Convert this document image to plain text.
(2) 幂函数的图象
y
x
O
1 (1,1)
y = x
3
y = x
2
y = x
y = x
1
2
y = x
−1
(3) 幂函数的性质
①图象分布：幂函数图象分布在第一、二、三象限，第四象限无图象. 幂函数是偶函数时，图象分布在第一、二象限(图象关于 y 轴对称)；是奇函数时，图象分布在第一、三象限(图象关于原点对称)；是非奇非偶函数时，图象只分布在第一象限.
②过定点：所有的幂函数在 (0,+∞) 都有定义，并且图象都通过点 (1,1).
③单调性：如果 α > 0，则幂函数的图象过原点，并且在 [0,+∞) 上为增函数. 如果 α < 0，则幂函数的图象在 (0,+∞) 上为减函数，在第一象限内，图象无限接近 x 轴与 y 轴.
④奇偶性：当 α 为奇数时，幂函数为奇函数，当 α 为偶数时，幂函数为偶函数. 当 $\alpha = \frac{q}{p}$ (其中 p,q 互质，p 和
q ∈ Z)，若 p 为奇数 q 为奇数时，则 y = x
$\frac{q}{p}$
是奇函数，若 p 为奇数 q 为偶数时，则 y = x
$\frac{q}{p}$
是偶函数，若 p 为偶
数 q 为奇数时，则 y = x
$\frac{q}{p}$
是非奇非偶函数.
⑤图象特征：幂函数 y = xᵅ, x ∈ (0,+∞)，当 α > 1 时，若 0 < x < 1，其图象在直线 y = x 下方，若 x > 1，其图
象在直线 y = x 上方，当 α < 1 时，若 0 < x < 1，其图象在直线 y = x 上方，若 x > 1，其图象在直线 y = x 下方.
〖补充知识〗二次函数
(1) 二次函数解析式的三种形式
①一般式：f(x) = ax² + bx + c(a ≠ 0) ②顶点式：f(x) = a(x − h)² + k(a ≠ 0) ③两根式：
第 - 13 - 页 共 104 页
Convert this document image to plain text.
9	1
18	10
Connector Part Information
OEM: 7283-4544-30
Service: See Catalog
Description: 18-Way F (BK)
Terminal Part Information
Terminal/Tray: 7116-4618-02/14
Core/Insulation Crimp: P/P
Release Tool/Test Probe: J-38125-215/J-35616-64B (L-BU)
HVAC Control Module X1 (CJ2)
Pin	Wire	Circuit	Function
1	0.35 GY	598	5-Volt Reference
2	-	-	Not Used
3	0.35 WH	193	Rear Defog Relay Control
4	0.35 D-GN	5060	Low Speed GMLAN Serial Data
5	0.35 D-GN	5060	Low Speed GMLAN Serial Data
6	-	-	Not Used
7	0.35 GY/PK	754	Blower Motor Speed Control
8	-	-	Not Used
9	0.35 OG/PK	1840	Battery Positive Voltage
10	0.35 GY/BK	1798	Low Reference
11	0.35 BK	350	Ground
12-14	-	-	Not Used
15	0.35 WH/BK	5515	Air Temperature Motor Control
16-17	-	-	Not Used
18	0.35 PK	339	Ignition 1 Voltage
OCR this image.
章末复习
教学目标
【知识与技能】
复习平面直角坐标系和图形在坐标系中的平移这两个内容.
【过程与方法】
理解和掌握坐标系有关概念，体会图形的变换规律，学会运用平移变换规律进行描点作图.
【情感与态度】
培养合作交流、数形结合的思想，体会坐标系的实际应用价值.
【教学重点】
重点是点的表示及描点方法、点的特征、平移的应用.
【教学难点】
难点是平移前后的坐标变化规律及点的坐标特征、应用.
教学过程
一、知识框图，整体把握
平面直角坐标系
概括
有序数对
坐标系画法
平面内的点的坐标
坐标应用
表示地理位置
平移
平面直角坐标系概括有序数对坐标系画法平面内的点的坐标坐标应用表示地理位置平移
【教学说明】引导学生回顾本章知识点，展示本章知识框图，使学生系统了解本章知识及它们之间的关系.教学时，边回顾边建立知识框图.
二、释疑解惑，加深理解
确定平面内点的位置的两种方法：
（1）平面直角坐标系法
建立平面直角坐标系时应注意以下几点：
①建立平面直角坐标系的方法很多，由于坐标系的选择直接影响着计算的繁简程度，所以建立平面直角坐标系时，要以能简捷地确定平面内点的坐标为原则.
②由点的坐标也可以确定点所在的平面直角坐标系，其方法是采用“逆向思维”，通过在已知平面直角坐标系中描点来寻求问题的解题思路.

● ● ●

- [YOUR OBJECTIVE] In the listing above, find the lines holding the word "其图象在直线" and copy them.

- [THE RESULT]
⑤图象特征：幂函数 y = xᵅ, x ∈ (0,+∞)，当 α > 1 时，若 0 < x < 1，其图象在直线 y = x 下方，若 x > 1，其图
象在直线 y = x 上方，当 α < 1 时，若 0 < x < 1，其图象在直线 y = x 上方，若 x > 1，其图象在直线 y = x 下方.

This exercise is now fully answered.